Saved data entries:
┄┄┄┄┄┄

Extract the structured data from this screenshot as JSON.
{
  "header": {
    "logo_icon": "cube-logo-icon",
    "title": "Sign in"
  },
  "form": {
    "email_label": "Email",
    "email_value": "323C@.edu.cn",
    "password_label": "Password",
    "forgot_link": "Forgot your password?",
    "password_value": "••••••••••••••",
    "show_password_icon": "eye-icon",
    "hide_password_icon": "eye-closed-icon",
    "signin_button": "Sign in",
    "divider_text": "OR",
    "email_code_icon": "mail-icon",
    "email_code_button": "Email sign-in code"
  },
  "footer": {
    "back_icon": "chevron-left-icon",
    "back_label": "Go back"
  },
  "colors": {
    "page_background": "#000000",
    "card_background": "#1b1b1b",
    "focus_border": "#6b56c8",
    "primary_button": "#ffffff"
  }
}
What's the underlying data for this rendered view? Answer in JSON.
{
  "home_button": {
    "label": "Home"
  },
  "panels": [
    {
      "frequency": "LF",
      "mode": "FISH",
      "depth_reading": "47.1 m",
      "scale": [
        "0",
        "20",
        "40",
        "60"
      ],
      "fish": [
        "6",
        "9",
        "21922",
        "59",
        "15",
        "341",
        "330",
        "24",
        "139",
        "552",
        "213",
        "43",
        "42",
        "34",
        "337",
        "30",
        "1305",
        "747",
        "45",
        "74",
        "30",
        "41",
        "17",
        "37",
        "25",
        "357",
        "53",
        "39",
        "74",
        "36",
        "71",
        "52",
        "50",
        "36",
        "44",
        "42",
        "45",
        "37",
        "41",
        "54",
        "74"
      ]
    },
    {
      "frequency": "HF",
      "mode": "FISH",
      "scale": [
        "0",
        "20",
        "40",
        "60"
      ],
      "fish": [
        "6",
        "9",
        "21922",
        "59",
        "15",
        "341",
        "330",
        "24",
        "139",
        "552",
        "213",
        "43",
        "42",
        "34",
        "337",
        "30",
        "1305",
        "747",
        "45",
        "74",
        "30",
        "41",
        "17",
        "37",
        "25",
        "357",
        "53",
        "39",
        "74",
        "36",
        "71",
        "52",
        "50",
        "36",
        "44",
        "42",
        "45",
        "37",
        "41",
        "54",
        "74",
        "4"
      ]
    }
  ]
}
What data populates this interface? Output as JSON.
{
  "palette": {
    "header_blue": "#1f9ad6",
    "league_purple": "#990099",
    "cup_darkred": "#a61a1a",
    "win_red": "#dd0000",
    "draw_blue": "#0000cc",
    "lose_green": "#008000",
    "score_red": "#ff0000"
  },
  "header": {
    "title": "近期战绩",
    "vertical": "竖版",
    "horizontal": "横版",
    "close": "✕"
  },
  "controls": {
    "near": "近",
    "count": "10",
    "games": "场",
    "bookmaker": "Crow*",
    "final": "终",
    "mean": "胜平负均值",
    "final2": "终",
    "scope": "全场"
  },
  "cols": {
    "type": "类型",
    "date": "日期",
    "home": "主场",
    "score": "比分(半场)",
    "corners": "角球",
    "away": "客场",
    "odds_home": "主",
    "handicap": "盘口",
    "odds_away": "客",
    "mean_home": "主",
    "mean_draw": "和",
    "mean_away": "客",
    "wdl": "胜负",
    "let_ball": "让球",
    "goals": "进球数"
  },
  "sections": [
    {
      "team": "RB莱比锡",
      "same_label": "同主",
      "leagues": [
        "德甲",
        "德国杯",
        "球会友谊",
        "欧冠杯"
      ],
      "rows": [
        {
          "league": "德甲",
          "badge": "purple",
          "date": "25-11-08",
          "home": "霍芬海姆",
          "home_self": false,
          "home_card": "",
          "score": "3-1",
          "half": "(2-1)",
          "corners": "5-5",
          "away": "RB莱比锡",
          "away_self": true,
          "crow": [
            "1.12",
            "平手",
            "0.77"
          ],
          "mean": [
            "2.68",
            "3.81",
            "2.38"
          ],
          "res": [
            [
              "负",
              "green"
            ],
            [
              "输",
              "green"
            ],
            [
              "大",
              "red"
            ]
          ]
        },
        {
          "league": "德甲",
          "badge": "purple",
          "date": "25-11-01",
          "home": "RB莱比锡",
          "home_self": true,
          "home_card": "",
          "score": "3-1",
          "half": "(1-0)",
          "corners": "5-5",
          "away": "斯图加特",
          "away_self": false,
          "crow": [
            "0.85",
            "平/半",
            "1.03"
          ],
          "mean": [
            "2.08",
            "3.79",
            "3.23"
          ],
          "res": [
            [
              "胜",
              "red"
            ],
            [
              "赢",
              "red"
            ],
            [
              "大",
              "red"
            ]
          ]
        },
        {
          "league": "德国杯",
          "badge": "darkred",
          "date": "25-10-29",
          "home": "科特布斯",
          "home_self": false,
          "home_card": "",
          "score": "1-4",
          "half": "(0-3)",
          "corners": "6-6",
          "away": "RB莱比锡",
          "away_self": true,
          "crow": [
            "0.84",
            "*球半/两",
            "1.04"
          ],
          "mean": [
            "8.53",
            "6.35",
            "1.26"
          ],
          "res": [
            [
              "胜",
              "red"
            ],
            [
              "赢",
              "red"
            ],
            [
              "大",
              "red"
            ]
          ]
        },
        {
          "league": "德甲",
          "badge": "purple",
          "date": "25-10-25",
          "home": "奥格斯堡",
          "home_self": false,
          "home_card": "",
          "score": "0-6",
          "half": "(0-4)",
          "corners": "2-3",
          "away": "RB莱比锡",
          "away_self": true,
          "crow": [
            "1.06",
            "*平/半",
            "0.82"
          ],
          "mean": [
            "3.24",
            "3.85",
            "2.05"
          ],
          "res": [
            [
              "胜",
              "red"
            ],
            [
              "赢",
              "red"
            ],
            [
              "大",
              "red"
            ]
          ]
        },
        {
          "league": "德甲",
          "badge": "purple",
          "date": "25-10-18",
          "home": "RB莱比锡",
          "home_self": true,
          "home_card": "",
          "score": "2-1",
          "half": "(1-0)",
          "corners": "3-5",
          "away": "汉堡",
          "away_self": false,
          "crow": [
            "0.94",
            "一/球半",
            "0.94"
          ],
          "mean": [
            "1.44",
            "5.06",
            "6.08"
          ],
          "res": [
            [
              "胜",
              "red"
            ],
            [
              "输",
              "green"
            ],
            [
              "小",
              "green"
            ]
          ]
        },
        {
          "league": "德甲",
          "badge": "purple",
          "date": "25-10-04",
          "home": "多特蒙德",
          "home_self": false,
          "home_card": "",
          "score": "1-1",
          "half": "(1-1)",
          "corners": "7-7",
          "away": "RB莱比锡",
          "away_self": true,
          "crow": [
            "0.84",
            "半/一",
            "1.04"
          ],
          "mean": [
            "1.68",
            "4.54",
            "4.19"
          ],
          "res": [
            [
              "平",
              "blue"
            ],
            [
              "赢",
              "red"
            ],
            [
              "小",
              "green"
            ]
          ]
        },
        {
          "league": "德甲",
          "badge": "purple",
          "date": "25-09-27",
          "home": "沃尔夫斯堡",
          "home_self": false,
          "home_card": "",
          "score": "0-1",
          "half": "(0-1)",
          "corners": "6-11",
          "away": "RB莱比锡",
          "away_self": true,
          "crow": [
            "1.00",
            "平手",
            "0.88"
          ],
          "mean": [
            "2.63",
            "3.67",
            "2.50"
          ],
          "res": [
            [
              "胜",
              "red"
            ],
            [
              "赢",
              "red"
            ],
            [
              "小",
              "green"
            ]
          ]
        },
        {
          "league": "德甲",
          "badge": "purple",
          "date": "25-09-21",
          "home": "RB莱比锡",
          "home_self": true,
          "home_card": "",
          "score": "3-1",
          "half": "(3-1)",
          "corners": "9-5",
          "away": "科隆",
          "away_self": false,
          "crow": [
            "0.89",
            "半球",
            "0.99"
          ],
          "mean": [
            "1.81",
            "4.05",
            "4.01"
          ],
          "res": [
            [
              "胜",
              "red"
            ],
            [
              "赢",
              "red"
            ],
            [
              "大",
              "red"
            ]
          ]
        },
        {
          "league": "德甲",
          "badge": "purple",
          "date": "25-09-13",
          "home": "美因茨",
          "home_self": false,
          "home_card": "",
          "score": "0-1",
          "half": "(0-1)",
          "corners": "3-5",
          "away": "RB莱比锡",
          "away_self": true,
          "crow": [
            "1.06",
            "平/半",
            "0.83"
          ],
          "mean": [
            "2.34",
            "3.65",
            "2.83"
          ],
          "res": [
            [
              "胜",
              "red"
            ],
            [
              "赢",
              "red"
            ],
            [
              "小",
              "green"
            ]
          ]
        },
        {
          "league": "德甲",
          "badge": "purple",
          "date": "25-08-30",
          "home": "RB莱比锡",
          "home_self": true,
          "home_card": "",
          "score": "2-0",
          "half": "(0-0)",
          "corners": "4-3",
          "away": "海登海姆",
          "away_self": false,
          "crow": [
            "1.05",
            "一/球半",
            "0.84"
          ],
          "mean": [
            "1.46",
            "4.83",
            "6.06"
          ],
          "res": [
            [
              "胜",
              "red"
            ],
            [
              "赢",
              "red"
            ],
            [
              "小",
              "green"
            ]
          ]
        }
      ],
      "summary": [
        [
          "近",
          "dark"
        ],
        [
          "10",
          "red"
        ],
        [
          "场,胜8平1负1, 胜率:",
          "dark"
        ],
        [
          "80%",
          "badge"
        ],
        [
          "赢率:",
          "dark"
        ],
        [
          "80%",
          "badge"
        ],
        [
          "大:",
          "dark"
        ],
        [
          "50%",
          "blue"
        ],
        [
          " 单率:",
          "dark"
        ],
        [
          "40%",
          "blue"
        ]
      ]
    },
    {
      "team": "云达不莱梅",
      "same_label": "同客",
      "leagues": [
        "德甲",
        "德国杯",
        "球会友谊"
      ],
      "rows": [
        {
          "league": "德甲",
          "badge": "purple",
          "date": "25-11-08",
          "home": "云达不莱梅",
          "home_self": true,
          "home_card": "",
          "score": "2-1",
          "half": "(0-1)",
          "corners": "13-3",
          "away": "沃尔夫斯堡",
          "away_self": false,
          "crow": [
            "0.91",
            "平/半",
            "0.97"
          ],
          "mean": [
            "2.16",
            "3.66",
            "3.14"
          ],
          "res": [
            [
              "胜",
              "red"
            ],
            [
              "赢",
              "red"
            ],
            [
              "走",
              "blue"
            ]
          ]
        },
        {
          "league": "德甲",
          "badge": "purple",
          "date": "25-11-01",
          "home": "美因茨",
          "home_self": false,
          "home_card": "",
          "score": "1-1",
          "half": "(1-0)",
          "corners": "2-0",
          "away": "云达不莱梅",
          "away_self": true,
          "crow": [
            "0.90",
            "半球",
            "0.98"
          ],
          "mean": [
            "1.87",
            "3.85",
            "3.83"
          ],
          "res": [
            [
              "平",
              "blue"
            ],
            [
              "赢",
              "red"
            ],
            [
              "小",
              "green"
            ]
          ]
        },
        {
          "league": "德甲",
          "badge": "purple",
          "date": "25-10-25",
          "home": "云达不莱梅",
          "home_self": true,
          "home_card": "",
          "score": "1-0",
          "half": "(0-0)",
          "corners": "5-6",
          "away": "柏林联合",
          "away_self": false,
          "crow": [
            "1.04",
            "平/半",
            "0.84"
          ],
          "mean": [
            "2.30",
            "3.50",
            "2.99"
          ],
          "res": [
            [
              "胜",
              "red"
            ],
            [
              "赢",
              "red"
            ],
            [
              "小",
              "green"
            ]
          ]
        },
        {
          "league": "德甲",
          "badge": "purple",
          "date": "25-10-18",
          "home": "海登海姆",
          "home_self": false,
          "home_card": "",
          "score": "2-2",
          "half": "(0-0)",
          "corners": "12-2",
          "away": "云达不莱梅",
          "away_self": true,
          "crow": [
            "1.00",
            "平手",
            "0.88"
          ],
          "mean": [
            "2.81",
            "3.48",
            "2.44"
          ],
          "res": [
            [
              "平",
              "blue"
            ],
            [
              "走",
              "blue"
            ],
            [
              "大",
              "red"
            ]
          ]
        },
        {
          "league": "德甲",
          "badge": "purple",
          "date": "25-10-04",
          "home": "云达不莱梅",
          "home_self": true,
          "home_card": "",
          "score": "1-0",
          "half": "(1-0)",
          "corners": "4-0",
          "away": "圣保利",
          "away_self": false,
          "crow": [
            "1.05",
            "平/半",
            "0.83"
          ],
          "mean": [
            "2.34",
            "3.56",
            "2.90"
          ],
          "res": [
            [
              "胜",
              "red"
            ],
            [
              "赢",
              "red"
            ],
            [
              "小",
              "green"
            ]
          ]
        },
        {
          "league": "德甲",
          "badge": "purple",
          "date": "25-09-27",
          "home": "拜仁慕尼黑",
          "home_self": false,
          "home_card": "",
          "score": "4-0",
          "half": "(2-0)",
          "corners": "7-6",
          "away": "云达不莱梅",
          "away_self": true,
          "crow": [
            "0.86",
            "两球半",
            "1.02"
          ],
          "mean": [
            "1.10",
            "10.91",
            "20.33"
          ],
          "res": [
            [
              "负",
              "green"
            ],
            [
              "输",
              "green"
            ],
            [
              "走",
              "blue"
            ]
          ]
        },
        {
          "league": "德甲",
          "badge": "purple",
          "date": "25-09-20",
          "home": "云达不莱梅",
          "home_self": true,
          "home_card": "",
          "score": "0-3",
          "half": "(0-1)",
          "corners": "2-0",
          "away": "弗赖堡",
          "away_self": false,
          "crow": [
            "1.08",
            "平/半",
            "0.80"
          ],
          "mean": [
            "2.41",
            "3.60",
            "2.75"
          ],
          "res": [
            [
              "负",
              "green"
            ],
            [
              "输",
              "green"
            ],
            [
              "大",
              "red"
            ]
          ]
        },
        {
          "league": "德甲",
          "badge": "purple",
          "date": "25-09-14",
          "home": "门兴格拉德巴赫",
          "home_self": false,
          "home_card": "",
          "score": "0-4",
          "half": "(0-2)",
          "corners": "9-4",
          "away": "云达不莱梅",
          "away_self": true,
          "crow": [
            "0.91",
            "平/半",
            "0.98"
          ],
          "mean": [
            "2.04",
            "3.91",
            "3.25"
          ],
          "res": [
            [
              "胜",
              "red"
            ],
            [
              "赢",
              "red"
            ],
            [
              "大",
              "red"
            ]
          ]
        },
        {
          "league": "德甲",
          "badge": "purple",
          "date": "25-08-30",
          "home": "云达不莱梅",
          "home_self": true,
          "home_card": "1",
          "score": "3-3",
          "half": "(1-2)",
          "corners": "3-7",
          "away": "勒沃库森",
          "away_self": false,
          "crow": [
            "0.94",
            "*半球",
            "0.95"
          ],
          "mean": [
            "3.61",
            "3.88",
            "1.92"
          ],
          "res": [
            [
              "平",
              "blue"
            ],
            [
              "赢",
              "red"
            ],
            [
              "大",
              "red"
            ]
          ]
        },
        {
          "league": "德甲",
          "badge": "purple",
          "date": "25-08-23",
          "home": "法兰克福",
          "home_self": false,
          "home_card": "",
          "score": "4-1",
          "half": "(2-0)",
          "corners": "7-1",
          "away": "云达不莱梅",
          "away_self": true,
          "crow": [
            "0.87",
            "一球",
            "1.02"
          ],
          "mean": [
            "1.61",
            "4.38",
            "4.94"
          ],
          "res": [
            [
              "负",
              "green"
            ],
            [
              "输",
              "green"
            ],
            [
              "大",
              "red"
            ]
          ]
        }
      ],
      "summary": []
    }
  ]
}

┄┄┄┄┄┄

▶ Task goal: List every line above containing the word "icon".

▶ Solution below:
    "logo_icon": "cube-logo-icon",
    "show_password_icon": "eye-icon",
    "hide_password_icon": "eye-closed-icon",
    "email_code_icon": "mail-icon",
    "back_icon": "chevron-left-icon",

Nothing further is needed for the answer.